YOUR INSTRUCTIONS:
Without omitting anything, return the records precisely as given.

▼

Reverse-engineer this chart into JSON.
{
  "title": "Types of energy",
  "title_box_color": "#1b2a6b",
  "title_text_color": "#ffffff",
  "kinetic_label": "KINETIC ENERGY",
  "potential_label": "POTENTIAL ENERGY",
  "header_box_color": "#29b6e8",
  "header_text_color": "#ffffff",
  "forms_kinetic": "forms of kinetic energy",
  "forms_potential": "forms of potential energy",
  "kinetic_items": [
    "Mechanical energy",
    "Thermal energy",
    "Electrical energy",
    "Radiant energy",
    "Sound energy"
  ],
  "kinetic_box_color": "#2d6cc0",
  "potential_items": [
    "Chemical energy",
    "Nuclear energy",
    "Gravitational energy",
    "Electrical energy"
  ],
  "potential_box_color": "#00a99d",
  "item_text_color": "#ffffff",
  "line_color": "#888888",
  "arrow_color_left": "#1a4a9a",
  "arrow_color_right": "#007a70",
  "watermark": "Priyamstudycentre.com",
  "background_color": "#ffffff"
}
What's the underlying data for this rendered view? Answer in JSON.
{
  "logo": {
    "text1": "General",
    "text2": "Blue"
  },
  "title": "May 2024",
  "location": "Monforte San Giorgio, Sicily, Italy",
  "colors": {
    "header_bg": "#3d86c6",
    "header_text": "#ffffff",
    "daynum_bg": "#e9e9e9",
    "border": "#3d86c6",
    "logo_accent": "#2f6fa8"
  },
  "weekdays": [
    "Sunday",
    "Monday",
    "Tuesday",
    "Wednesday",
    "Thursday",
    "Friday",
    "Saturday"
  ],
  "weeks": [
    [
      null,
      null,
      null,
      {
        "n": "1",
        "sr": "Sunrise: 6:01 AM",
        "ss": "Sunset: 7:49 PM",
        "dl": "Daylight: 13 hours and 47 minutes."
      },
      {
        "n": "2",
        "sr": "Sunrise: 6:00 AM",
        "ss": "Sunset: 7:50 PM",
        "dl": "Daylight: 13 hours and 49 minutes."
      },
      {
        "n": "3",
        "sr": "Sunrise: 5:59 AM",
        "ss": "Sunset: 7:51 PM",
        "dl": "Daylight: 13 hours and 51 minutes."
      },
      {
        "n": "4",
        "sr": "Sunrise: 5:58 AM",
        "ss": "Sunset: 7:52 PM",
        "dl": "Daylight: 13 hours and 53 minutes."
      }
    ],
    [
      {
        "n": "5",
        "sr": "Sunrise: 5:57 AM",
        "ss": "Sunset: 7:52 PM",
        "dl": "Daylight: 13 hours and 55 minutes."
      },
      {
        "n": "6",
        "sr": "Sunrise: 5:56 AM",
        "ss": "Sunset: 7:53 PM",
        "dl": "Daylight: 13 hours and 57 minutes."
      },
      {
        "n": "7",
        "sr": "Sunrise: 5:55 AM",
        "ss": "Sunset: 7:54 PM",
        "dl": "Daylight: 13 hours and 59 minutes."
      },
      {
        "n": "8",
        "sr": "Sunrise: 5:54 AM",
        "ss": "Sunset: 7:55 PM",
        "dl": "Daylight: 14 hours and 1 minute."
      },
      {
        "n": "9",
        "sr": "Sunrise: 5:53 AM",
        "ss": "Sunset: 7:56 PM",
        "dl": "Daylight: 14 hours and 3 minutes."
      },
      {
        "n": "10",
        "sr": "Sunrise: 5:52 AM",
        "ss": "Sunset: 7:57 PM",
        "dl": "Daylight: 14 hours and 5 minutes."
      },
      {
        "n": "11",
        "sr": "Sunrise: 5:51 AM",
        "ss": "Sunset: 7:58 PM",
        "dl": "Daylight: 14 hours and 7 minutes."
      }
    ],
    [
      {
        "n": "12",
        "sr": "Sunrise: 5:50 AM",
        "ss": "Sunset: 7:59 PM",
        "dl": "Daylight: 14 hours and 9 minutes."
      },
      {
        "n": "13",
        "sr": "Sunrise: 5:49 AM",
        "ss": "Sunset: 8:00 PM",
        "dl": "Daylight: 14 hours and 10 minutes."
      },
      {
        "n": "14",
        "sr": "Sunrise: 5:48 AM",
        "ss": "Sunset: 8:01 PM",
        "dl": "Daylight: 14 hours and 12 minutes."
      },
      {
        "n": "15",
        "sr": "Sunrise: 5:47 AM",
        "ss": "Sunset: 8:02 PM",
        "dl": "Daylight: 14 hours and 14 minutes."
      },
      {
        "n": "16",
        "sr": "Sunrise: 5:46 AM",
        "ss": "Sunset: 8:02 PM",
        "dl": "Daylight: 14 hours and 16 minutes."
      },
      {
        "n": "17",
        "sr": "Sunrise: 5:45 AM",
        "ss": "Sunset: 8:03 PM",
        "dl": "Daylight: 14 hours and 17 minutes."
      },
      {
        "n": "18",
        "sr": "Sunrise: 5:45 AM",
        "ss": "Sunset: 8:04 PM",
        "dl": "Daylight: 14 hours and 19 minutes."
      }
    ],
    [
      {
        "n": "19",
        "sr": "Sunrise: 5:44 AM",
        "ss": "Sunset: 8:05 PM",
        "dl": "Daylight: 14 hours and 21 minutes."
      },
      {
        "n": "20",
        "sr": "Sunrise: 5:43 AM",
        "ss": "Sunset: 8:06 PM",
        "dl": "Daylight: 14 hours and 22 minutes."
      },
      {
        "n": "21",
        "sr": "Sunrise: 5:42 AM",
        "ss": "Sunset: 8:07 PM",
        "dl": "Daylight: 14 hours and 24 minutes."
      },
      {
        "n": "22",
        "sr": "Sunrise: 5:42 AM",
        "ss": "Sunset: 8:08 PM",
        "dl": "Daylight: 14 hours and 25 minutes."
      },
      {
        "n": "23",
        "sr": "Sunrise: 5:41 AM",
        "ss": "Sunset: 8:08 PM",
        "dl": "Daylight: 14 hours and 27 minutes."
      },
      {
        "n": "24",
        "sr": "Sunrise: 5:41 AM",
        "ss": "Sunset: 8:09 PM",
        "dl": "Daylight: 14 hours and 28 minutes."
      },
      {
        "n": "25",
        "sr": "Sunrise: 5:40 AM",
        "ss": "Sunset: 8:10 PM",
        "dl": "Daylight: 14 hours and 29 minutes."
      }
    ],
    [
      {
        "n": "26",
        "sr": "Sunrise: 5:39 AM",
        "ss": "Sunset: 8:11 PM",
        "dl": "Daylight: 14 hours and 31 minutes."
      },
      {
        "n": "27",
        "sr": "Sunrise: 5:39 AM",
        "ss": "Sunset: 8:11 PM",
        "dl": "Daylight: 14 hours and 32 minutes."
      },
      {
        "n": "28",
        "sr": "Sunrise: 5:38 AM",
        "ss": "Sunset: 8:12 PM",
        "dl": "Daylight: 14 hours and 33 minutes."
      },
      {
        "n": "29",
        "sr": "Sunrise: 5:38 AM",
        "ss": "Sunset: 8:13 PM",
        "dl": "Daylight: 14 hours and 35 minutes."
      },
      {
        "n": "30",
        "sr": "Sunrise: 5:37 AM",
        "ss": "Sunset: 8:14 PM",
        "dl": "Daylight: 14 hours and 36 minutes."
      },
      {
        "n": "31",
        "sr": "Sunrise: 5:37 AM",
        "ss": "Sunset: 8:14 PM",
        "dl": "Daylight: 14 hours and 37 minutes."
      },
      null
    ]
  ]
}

▲

EXERCISE RESULT:
Reverse-engineer this chart into JSON.
{
  "title": "Types of energy",
  "title_box_color": "#1b2a6b",
  "title_text_color": "#ffffff",
  "kinetic_label": "KINETIC ENERGY",
  "potential_label": "POTENTIAL ENERGY",
  "header_box_color": "#29b6e8",
  "header_text_color": "#ffffff",
  "forms_kinetic": "forms of kinetic energy",
  "forms_potential": "forms of potential energy",
  "kinetic_items": [
    "Mechanical energy",
    "Thermal energy",
    "Electrical energy",
    "Radiant energy",
    "Sound energy"
  ],
  "kinetic_box_color": "#2d6cc0",
  "potential_items": [
    "Chemical energy",
    "Nuclear energy",
    "Gravitational energy",
    "Electrical energy"
  ],
  "potential_box_color": "#00a99d",
  "item_text_color": "#ffffff",
  "line_color": "#888888",
  "arrow_color_left": "#1a4a9a",
  "arrow_color_right": "#007a70",
  "watermark": "Priyamstudycentre.com",
  "background_color": "#ffffff"
}
What's the underlying data for this rendered view? Answer in JSON.
{
  "logo": {
    "text1": "General",
    "text2": "Blue"
  },
  "title": "May 2024",
  "location": "Monforte San Giorgio, Sicily, Italy",
  "colors": {
    "header_bg": "#3d86c6",
    "header_text": "#ffffff",
    "daynum_bg": "#e9e9e9",
    "border": "#3d86c6",
    "logo_accent": "#2f6fa8"
  },
  "weekdays": [
    "Sunday",
    "Monday",
    "Tuesday",
    "Wednesday",
    "Thursday",
    "Friday",
    "Saturday"
  ],
  "weeks": [
    [
      null,
      null,
      null,
      {
        "n": "1",
        "sr": "Sunrise: 6:01 AM",
        "ss": "Sunset: 7:49 PM",
        "dl": "Daylight: 13 hours and 47 minutes."
      },
      {
        "n": "2",
        "sr": "Sunrise: 6:00 AM",
        "ss": "Sunset: 7:50 PM",
        "dl": "Daylight: 13 hours and 49 minutes."
      },
      {
        "n": "3",
        "sr": "Sunrise: 5:59 AM",
        "ss": "Sunset: 7:51 PM",
        "dl": "Daylight: 13 hours and 51 minutes."
      },
      {
        "n": "4",
        "sr": "Sunrise: 5:58 AM",
        "ss": "Sunset: 7:52 PM",
        "dl": "Daylight: 13 hours and 53 minutes."
      }
    ],
    [
      {
        "n": "5",
        "sr": "Sunrise: 5:57 AM",
        "ss": "Sunset: 7:52 PM",
        "dl": "Daylight: 13 hours and 55 minutes."
      },
      {
        "n": "6",
        "sr": "Sunrise: 5:56 AM",
        "ss": "Sunset: 7:53 PM",
        "dl": "Daylight: 13 hours and 57 minutes."
      },
      {
        "n": "7",
        "sr": "Sunrise: 5:55 AM",
        "ss": "Sunset: 7:54 PM",
        "dl": "Daylight: 13 hours and 59 minutes."
      },
      {
        "n": "8",
        "sr": "Sunrise: 5:54 AM",
        "ss": "Sunset: 7:55 PM",
        "dl": "Daylight: 14 hours and 1 minute."
      },
      {
        "n": "9",
        "sr": "Sunrise: 5:53 AM",
        "ss": "Sunset: 7:56 PM",
        "dl": "Daylight: 14 hours and 3 minutes."
      },
      {
        "n": "10",
        "sr": "Sunrise: 5:52 AM",
        "ss": "Sunset: 7:57 PM",
        "dl": "Daylight: 14 hours and 5 minutes."
      },
      {
        "n": "11",
        "sr": "Sunrise: 5:51 AM",
        "ss": "Sunset: 7:58 PM",
        "dl": "Daylight: 14 hours and 7 minutes."
      }
    ],
    [
      {
        "n": "12",
        "sr": "Sunrise: 5:50 AM",
        "ss": "Sunset: 7:59 PM",
        "dl": "Daylight: 14 hours and 9 minutes."
      },
      {
        "n": "13",
        "sr": "Sunrise: 5:49 AM",
        "ss": "Sunset: 8:00 PM",
        "dl": "Daylight: 14 hours and 10 minutes."
      },
      {
        "n": "14",
        "sr": "Sunrise: 5:48 AM",
        "ss": "Sunset: 8:01 PM",
        "dl": "Daylight: 14 hours and 12 minutes."
      },
      {
        "n": "15",
        "sr": "Sunrise: 5:47 AM",
        "ss": "Sunset: 8:02 PM",
        "dl": "Daylight: 14 hours and 14 minutes."
      },
      {
        "n": "16",
        "sr": "Sunrise: 5:46 AM",
        "ss": "Sunset: 8:02 PM",
        "dl": "Daylight: 14 hours and 16 minutes."
      },
      {
        "n": "17",
        "sr": "Sunrise: 5:45 AM",
        "ss": "Sunset: 8:03 PM",
        "dl": "Daylight: 14 hours and 17 minutes."
      },
      {
        "n": "18",
        "sr": "Sunrise: 5:45 AM",
        "ss": "Sunset: 8:04 PM",
        "dl": "Daylight: 14 hours and 19 minutes."
      }
    ],
    [
      {
        "n": "19",
        "sr": "Sunrise: 5:44 AM",
        "ss": "Sunset: 8:05 PM",
        "dl": "Daylight: 14 hours and 21 minutes."
      },
      {
        "n": "20",
        "sr": "Sunrise: 5:43 AM",
        "ss": "Sunset: 8:06 PM",
        "dl": "Daylight: 14 hours and 22 minutes."
      },
      {
        "n": "21",
        "sr": "Sunrise: 5:42 AM",
        "ss": "Sunset: 8:07 PM",
        "dl": "Daylight: 14 hours and 24 minutes."
      },
      {
        "n": "22",
        "sr": "Sunrise: 5:42 AM",
        "ss": "Sunset: 8:08 PM",
        "dl": "Daylight: 14 hours and 25 minutes."
      },
      {
        "n": "23",
        "sr": "Sunrise: 5:41 AM",
        "ss": "Sunset: 8:08 PM",
        "dl": "Daylight: 14 hours and 27 minutes."
      },
      {
        "n": "24",
        "sr": "Sunrise: 5:41 AM",
        "ss": "Sunset: 8:09 PM",
        "dl": "Daylight: 14 hours and 28 minutes."
      },
      {
        "n": "25",
        "sr": "Sunrise: 5:40 AM",
        "ss": "Sunset: 8:10 PM",
        "dl": "Daylight: 14 hours and 29 minutes."
      }
    ],
    [
      {
        "n": "26",
        "sr": "Sunrise: 5:39 AM",
        "ss": "Sunset: 8:11 PM",
        "dl": "Daylight: 14 hours and 31 minutes."
      },
      {
        "n": "27",
        "sr": "Sunrise: 5:39 AM",
        "ss": "Sunset: 8:11 PM",
        "dl": "Daylight: 14 hours and 32 minutes."
      },
      {
        "n": "28",
        "sr": "Sunrise: 5:38 AM",
        "ss": "Sunset: 8:12 PM",
        "dl": "Daylight: 14 hours and 33 minutes."
      },
      {
        "n": "29",
        "sr": "Sunrise: 5:38 AM",
        "ss": "Sunset: 8:13 PM",
        "dl": "Daylight: 14 hours and 35 minutes."
      },
      {
        "n": "30",
        "sr": "Sunrise: 5:37 AM",
        "ss": "Sunset: 8:14 PM",
        "dl": "Daylight: 14 hours and 36 minutes."
      },
      {
        "n": "31",
        "sr": "Sunrise: 5:37 AM",
        "ss": "Sunset: 8:14 PM",
        "dl": "Daylight: 14 hours and 37 minutes."
      },
      null
    ]
  ]
}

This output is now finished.